If the debug versions result in the same X, next try incrementally adding your optimization flags until the differing answers begin.

Let me know what you discover,
Mat

khea_actua1 · February 1, 2011, 10:51pm

Thanks for the reply!

I started by removing the optimization flags as you suggested, and right away it worked. The flag that was causing the problem was the -fast flag.

This flag seems to be an alias for many other options, so it doesn’t narrow down the problem that well, but it’s good to know it.

I thought I thoroughly checked for UMR, so hopefully it isn’t that, I won’t count that out though.

Adding the flags you suggested however fixed the problem and still allows me to use optimization. Reading about what they do now.

Thanks again.

MatColgrove · February 1, 2011, 11:32pm

Hi khea_actua1,

“-fast” is an aggregate flag containing a set of common optimizations for high performance. It does include vectorization and faster intrinsics, both of which can reduce accuracy. It’s usually no more than 1ulp, but for programs that are highly sensitive it can cause problems. For example, if your program converges, then slight changes in accuracy can cause differing results.

To check, try the following flag sets:

-O2
-O2 -Mvect
-fast -Kieee
-fast -Mnovect

-fast does change slightly from platform to platform but usually includes the following flags. You can try each in turn to see how it effects both your results but also your performance. Note that several of these optimization require -O2 to be enabled.

-O2
-Munroll=c:1
-Mlre
-Mautoinline
-Mvect=sse
-Mpre

Hope this helps,
Mat

• • •

▶ **Instruction 1**
According to the forum thread, which compiler flag was causing the problem?

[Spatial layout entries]
• • •

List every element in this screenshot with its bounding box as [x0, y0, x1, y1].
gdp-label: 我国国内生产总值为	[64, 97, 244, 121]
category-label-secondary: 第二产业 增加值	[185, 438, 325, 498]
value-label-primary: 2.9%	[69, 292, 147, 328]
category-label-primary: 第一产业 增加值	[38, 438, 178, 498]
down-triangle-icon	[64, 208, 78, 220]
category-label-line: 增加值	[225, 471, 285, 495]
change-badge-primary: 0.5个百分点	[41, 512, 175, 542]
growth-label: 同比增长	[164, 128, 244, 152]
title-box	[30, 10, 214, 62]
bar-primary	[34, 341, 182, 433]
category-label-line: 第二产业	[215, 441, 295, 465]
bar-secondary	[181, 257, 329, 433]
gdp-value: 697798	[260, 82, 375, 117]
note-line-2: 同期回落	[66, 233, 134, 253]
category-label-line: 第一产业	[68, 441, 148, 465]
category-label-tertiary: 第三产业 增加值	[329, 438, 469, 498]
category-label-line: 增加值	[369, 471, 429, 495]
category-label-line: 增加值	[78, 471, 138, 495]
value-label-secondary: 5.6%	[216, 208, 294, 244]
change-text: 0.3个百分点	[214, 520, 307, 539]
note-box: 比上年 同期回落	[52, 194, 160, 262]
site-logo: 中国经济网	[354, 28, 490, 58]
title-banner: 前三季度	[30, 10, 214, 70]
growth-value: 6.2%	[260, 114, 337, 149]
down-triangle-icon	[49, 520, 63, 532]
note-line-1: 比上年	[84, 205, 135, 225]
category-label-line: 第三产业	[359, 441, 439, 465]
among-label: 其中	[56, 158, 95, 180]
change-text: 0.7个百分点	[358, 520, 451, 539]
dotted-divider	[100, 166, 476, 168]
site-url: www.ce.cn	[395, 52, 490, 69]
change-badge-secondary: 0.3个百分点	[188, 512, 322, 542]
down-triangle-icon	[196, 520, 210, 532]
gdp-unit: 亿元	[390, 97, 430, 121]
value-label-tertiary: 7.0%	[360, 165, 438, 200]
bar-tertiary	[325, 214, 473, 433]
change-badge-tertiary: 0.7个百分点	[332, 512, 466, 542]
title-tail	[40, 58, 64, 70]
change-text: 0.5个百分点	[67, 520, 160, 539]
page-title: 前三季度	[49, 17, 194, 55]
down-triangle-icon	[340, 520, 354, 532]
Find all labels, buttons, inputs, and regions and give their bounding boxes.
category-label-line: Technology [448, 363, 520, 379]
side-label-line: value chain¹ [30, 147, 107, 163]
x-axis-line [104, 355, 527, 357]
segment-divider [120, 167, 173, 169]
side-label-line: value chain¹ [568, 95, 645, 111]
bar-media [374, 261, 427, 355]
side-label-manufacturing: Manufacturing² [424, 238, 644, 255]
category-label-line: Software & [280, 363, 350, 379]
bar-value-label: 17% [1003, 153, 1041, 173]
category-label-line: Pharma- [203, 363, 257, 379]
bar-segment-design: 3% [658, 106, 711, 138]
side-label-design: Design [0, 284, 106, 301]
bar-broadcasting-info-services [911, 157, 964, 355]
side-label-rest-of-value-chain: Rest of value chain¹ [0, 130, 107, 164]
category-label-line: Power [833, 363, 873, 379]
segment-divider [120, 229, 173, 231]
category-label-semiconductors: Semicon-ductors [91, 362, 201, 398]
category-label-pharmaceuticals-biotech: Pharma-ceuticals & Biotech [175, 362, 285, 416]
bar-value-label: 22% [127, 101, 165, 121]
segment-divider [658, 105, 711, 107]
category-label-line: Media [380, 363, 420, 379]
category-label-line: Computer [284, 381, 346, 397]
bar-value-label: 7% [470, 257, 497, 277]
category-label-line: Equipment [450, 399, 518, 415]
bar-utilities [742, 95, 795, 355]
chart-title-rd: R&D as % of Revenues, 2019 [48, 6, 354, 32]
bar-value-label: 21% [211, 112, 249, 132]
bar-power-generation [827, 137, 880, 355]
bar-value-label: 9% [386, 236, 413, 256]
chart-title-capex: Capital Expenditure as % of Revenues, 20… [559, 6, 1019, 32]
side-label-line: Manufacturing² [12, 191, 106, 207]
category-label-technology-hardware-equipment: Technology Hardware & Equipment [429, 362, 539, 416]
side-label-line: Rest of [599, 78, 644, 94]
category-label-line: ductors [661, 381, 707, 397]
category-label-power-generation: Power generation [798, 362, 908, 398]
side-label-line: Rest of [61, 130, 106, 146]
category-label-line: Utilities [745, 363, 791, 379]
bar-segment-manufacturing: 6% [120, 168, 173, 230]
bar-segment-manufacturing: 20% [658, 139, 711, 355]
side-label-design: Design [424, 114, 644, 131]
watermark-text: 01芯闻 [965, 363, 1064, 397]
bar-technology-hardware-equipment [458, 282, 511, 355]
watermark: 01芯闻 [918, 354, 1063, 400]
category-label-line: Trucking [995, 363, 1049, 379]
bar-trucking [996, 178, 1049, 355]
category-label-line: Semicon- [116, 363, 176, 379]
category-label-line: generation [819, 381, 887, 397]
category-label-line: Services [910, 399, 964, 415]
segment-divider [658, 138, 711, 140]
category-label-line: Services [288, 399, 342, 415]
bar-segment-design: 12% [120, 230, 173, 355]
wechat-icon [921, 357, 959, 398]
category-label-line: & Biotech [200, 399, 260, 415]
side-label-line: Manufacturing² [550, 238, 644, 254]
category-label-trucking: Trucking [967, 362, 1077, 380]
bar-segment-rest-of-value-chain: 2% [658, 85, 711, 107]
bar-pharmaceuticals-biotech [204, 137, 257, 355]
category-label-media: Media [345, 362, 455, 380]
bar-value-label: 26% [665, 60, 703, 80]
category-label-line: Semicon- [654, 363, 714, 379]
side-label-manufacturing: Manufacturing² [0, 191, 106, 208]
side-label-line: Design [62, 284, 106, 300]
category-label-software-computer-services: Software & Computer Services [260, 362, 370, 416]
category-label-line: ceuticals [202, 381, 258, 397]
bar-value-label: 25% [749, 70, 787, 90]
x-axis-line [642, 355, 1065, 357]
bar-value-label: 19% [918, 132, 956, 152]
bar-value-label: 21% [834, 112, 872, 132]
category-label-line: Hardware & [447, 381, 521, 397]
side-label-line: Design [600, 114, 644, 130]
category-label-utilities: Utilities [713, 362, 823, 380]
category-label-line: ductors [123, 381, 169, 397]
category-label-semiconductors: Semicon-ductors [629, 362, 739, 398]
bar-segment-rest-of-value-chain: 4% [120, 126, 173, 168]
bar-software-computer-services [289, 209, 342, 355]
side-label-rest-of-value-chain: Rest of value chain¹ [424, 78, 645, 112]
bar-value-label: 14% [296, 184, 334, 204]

• • •

▶ **Instruction 2**
Reproduce the listing word for word, from its first line through the line that contains "side-label-line: value chain¹ [30, 147, 107, 163]", both included.

▶ **Response 1**
The -fast flag.

▶ **Response 2**
List every element in this screenshot with its bounding box as [x0, y0, x1, y1].
gdp-label: 我国国内生产总值为	[64, 97, 244, 121]
category-label-secondary: 第二产业 增加值	[185, 438, 325, 498]
value-label-primary: 2.9%	[69, 292, 147, 328]
category-label-primary: 第一产业 增加值	[38, 438, 178, 498]
down-triangle-icon	[64, 208, 78, 220]
category-label-line: 增加值	[225, 471, 285, 495]
change-badge-primary: 0.5个百分点	[41, 512, 175, 542]
growth-label: 同比增长	[164, 128, 244, 152]
title-box	[30, 10, 214, 62]
bar-primary	[34, 341, 182, 433]
category-label-line: 第二产业	[215, 441, 295, 465]
bar-secondary	[181, 257, 329, 433]
gdp-value: 697798	[260, 82, 375, 117]
note-line-2: 同期回落	[66, 233, 134, 253]
category-label-line: 第一产业	[68, 441, 148, 465]
category-label-tertiary: 第三产业 增加值	[329, 438, 469, 498]
category-label-line: 增加值	[369, 471, 429, 495]
category-label-line: 增加值	[78, 471, 138, 495]
value-label-secondary: 5.6%	[216, 208, 294, 244]
change-text: 0.3个百分点	[214, 520, 307, 539]
note-box: 比上年 同期回落	[52, 194, 160, 262]
site-logo: 中国经济网	[354, 28, 490, 58]
title-banner: 前三季度	[30, 10, 214, 70]
growth-value: 6.2%	[260, 114, 337, 149]
down-triangle-icon	[49, 520, 63, 532]
note-line-1: 比上年	[84, 205, 135, 225]
category-label-line: 第三产业	[359, 441, 439, 465]
among-label: 其中	[56, 158, 95, 180]
change-text: 0.7个百分点	[358, 520, 451, 539]
dotted-divider	[100, 166, 476, 168]
site-url: www.ce.cn	[395, 52, 490, 69]
change-badge-secondary: 0.3个百分点	[188, 512, 322, 542]
down-triangle-icon	[196, 520, 210, 532]
gdp-unit: 亿元	[390, 97, 430, 121]
value-label-tertiary: 7.0%	[360, 165, 438, 200]
bar-tertiary	[325, 214, 473, 433]
change-badge-tertiary: 0.7个百分点	[332, 512, 466, 542]
title-tail	[40, 58, 64, 70]
change-text: 0.5个百分点	[67, 520, 160, 539]
page-title: 前三季度	[49, 17, 194, 55]
down-triangle-icon	[340, 520, 354, 532]
Find all labels, buttons, inputs, and regions and give their bounding boxes.
category-label-line: Technology [448, 363, 520, 379]
side-label-line: value chain¹ [30, 147, 107, 163]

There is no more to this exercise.